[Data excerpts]

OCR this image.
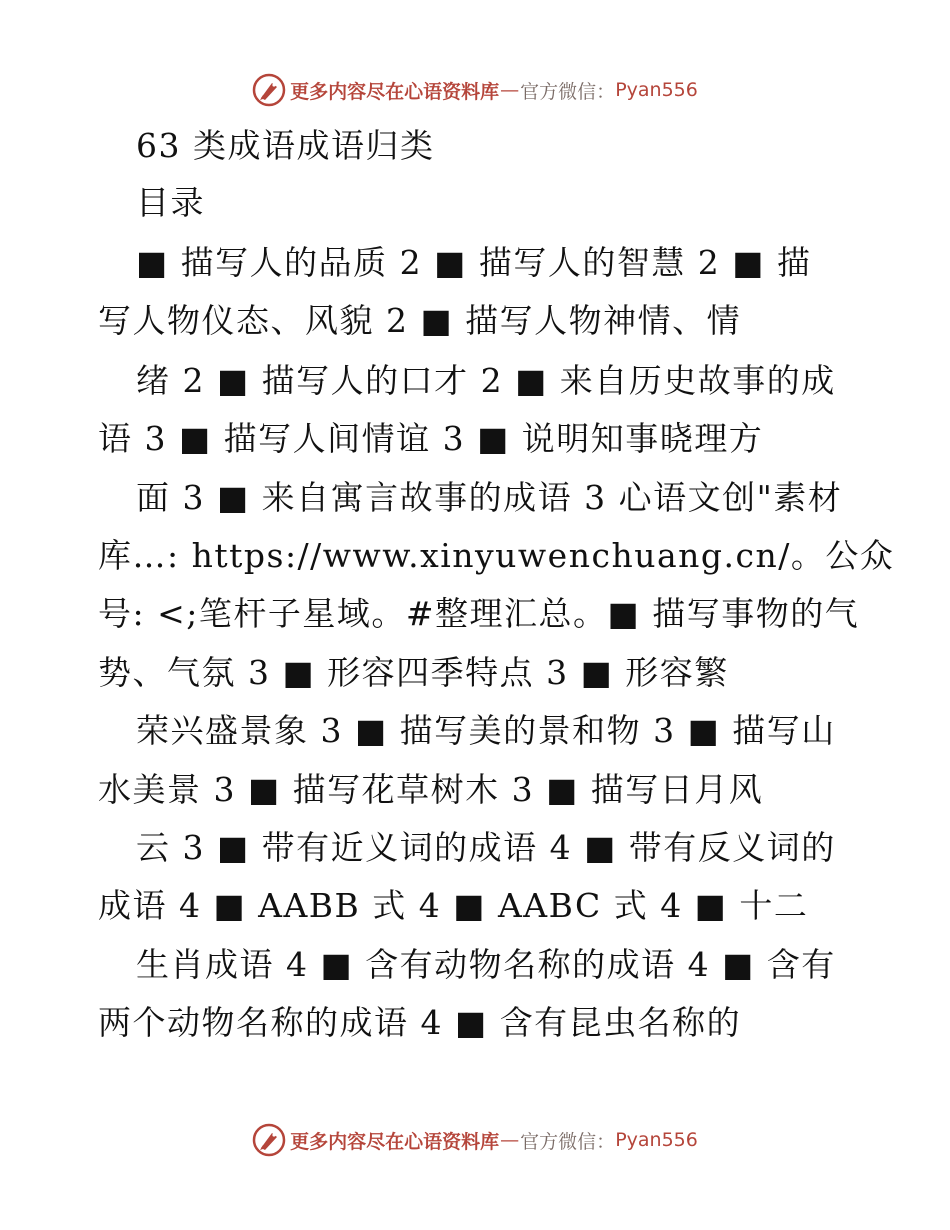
更多内容尽在心语资料库 — 官方微信： Pyan556
63 类成语成语归类
目录
■ 描写人的品质 2 ■ 描写人的智慧 2 ■ 描
写人物仪态、风貌 2 ■ 描写人物神情、情
绪 2 ■ 描写人的口才 2 ■ 来自历史故事的成
语 3 ■ 描写人间情谊 3 ■ 说明知事晓理方
面 3 ■ 来自寓言故事的成语 3 心语文创"素材
库…: https://www.xinyuwenchuang.cn/。公众
号: <;笔杆子星域。#整理汇总。■ 描写事物的气
势、气氛 3 ■ 形容四季特点 3 ■ 形容繁
荣兴盛景象 3 ■ 描写美的景和物 3 ■ 描写山
水美景 3 ■ 描写花草树木 3 ■ 描写日月风
云 3 ■ 带有近义词的成语 4 ■ 带有反义词的
成语 4 ■ AABB 式 4 ■ AABC 式 4 ■ 十二
生肖成语 4 ■ 含有动物名称的成语 4 ■ 含有
两个动物名称的成语 4 ■ 含有昆虫名称的
更多内容尽在心语资料库 — 官方微信： Pyan556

*BRIEF*.
Make an exact copy of all entries above, dropping the images.

*THE RESULT*.
OCR this image.
更多内容尽在心语资料库 — 官方微信： Pyan556
63 类成语成语归类
目录
■ 描写人的品质 2 ■ 描写人的智慧 2 ■ 描
写人物仪态、风貌 2 ■ 描写人物神情、情
绪 2 ■ 描写人的口才 2 ■ 来自历史故事的成
语 3 ■ 描写人间情谊 3 ■ 说明知事晓理方
面 3 ■ 来自寓言故事的成语 3 心语文创"素材
库…: https://www.xinyuwenchuang.cn/。公众
号: <;笔杆子星域。#整理汇总。■ 描写事物的气
势、气氛 3 ■ 形容四季特点 3 ■ 形容繁
荣兴盛景象 3 ■ 描写美的景和物 3 ■ 描写山
水美景 3 ■ 描写花草树木 3 ■ 描写日月风
云 3 ■ 带有近义词的成语 4 ■ 带有反义词的
成语 4 ■ AABB 式 4 ■ AABC 式 4 ■ 十二
生肖成语 4 ■ 含有动物名称的成语 4 ■ 含有
两个动物名称的成语 4 ■ 含有昆虫名称的
更多内容尽在心语资料库 — 官方微信： Pyan556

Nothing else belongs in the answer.